*REQUIRED TASK*
Reproduce every line of the data below word for word.

--- BEGIN RECORDS FOR THIS TASK ---

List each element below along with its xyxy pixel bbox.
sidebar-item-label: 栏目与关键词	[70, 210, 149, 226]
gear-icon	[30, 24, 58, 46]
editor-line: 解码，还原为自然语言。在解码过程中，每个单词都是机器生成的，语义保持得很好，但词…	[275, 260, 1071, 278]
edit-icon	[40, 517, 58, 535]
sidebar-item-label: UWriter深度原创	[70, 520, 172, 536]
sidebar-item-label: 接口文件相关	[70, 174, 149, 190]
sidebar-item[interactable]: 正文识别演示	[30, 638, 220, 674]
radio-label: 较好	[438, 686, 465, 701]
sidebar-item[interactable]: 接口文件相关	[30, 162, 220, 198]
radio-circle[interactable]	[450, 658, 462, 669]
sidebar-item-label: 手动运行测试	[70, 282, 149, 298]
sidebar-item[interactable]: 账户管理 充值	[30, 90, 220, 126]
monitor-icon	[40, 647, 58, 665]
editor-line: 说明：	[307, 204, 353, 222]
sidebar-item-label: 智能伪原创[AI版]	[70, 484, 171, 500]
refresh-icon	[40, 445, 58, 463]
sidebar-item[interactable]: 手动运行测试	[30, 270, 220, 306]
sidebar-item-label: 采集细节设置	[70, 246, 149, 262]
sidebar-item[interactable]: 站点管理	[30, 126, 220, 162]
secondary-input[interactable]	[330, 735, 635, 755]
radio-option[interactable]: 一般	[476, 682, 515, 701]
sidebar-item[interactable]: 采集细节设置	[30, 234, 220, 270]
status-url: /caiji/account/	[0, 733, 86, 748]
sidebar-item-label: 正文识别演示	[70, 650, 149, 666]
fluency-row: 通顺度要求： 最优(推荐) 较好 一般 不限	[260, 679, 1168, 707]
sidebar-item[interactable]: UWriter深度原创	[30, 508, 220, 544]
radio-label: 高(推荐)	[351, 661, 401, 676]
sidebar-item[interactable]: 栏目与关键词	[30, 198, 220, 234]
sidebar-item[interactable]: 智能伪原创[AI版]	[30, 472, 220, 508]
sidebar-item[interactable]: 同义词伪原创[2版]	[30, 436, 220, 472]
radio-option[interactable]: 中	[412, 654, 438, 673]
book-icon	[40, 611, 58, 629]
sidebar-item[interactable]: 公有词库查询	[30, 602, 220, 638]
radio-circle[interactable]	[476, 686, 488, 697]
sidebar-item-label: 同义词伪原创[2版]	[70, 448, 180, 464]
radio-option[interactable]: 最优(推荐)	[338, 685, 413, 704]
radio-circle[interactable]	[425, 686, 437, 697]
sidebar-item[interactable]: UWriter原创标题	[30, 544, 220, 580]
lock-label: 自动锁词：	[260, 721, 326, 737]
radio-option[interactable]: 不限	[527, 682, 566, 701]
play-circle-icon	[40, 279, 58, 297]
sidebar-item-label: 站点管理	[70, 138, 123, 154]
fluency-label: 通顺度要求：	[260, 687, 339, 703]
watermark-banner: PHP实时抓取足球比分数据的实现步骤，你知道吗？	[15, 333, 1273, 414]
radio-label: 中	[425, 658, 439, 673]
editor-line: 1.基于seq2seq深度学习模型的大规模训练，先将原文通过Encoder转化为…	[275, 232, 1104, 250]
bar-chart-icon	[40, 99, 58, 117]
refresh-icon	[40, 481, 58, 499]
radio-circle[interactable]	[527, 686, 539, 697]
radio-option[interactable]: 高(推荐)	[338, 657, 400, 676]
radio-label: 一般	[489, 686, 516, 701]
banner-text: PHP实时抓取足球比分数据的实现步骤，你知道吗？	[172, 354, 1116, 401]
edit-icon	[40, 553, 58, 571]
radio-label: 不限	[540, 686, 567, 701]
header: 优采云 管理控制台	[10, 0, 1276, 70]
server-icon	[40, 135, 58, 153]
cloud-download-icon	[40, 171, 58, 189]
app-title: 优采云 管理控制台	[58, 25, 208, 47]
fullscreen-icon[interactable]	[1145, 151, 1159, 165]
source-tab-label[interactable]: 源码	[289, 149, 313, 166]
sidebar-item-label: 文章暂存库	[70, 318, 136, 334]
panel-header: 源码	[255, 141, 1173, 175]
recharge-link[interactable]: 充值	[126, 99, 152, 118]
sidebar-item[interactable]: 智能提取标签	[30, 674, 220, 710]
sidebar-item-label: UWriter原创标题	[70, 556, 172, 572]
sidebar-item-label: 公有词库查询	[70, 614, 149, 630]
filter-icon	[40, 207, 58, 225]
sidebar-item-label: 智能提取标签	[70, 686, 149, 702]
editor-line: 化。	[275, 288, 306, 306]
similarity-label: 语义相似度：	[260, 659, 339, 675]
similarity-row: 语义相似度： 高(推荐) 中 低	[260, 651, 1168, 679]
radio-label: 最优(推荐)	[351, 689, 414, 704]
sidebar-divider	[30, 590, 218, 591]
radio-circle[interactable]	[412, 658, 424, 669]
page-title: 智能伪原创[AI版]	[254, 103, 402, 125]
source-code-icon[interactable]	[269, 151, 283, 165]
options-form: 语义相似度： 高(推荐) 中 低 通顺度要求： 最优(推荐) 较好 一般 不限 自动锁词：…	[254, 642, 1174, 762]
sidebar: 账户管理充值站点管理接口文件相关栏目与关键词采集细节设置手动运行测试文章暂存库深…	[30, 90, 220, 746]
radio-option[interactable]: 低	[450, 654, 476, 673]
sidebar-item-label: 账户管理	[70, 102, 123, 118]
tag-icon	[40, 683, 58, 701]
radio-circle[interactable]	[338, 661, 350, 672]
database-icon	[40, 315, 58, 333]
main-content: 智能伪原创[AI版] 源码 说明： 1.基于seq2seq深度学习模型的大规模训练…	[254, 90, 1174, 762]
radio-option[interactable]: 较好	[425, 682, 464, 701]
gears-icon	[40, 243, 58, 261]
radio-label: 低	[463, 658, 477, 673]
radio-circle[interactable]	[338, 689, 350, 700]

--- END RECORDS FOR THIS TASK ---

*RESULT OF THE EXERCISE*
List each element below along with its xyxy pixel bbox.
sidebar-item-label: 栏目与关键词	[70, 210, 149, 226]
gear-icon	[30, 24, 58, 46]
editor-line: 解码，还原为自然语言。在解码过程中，每个单词都是机器生成的，语义保持得很好，但词…	[275, 260, 1071, 278]
edit-icon	[40, 517, 58, 535]
sidebar-item-label: UWriter深度原创	[70, 520, 172, 536]
sidebar-item-label: 接口文件相关	[70, 174, 149, 190]
sidebar-item[interactable]: 正文识别演示	[30, 638, 220, 674]
radio-label: 较好	[438, 686, 465, 701]
sidebar-item[interactable]: 接口文件相关	[30, 162, 220, 198]
radio-circle[interactable]	[450, 658, 462, 669]
sidebar-item-label: 手动运行测试	[70, 282, 149, 298]
sidebar-item[interactable]: 账户管理 充值	[30, 90, 220, 126]
monitor-icon	[40, 647, 58, 665]
editor-line: 说明：	[307, 204, 353, 222]
sidebar-item-label: 智能伪原创[AI版]	[70, 484, 171, 500]
refresh-icon	[40, 445, 58, 463]
sidebar-item[interactable]: 手动运行测试	[30, 270, 220, 306]
sidebar-item-label: 采集细节设置	[70, 246, 149, 262]
sidebar-item[interactable]: 站点管理	[30, 126, 220, 162]
secondary-input[interactable]	[330, 735, 635, 755]
radio-option[interactable]: 一般	[476, 682, 515, 701]
sidebar-item[interactable]: 采集细节设置	[30, 234, 220, 270]
status-url: /caiji/account/	[0, 733, 86, 748]
sidebar-item-label: 正文识别演示	[70, 650, 149, 666]
fluency-row: 通顺度要求： 最优(推荐) 较好 一般 不限	[260, 679, 1168, 707]
sidebar-item[interactable]: UWriter深度原创	[30, 508, 220, 544]
radio-label: 高(推荐)	[351, 661, 401, 676]
sidebar-item[interactable]: 栏目与关键词	[30, 198, 220, 234]
sidebar-item[interactable]: 智能伪原创[AI版]	[30, 472, 220, 508]
sidebar-item[interactable]: 同义词伪原创[2版]	[30, 436, 220, 472]
radio-option[interactable]: 中	[412, 654, 438, 673]
book-icon	[40, 611, 58, 629]
sidebar-item[interactable]: 公有词库查询	[30, 602, 220, 638]
radio-circle[interactable]	[476, 686, 488, 697]
sidebar-item-label: 同义词伪原创[2版]	[70, 448, 180, 464]
radio-option[interactable]: 最优(推荐)	[338, 685, 413, 704]
radio-circle[interactable]	[425, 686, 437, 697]
sidebar-item[interactable]: UWriter原创标题	[30, 544, 220, 580]
lock-label: 自动锁词：	[260, 721, 326, 737]
radio-option[interactable]: 不限	[527, 682, 566, 701]
play-circle-icon	[40, 279, 58, 297]
sidebar-item-label: 站点管理	[70, 138, 123, 154]
fluency-label: 通顺度要求：	[260, 687, 339, 703]
watermark-banner: PHP实时抓取足球比分数据的实现步骤，你知道吗？	[15, 333, 1273, 414]
radio-label: 中	[425, 658, 439, 673]
editor-line: 1.基于seq2seq深度学习模型的大规模训练，先将原文通过Encoder转化为…	[275, 232, 1104, 250]
bar-chart-icon	[40, 99, 58, 117]
refresh-icon	[40, 481, 58, 499]
radio-circle[interactable]	[527, 686, 539, 697]
radio-option[interactable]: 高(推荐)	[338, 657, 400, 676]
radio-label: 一般	[489, 686, 516, 701]
banner-text: PHP实时抓取足球比分数据的实现步骤，你知道吗？	[172, 354, 1116, 401]
edit-icon	[40, 553, 58, 571]
radio-label: 不限	[540, 686, 567, 701]
header: 优采云 管理控制台	[10, 0, 1276, 70]
server-icon	[40, 135, 58, 153]
cloud-download-icon	[40, 171, 58, 189]
app-title: 优采云 管理控制台	[58, 25, 208, 47]
fullscreen-icon[interactable]	[1145, 151, 1159, 165]
source-tab-label[interactable]: 源码	[289, 149, 313, 166]
sidebar-item-label: 文章暂存库	[70, 318, 136, 334]
panel-header: 源码	[255, 141, 1173, 175]
recharge-link[interactable]: 充值	[126, 99, 152, 118]
sidebar-item[interactable]: 智能提取标签	[30, 674, 220, 710]
sidebar-item-label: UWriter原创标题	[70, 556, 172, 572]
sidebar-item-label: 公有词库查询	[70, 614, 149, 630]
filter-icon	[40, 207, 58, 225]
sidebar-item-label: 智能提取标签	[70, 686, 149, 702]
editor-line: 化。	[275, 288, 306, 306]
similarity-label: 语义相似度：	[260, 659, 339, 675]
similarity-row: 语义相似度： 高(推荐) 中 低	[260, 651, 1168, 679]
radio-label: 最优(推荐)	[351, 689, 414, 704]
sidebar-divider	[30, 590, 218, 591]
radio-circle[interactable]	[412, 658, 424, 669]
page-title: 智能伪原创[AI版]	[254, 103, 402, 125]
source-code-icon[interactable]	[269, 151, 283, 165]
options-form: 语义相似度： 高(推荐) 中 低 通顺度要求： 最优(推荐) 较好 一般 不限 自动锁词：…	[254, 642, 1174, 762]
sidebar: 账户管理充值站点管理接口文件相关栏目与关键词采集细节设置手动运行测试文章暂存库深…	[30, 90, 220, 746]
radio-option[interactable]: 低	[450, 654, 476, 673]
sidebar-item-label: 账户管理	[70, 102, 123, 118]
tag-icon	[40, 683, 58, 701]
radio-circle[interactable]	[338, 661, 350, 672]
database-icon	[40, 315, 58, 333]
main-content: 智能伪原创[AI版] 源码 说明： 1.基于seq2seq深度学习模型的大规模训练…	[254, 90, 1174, 762]
radio-option[interactable]: 较好	[425, 682, 464, 701]
gears-icon	[40, 243, 58, 261]
radio-label: 低	[463, 658, 477, 673]
radio-circle[interactable]	[338, 689, 350, 700]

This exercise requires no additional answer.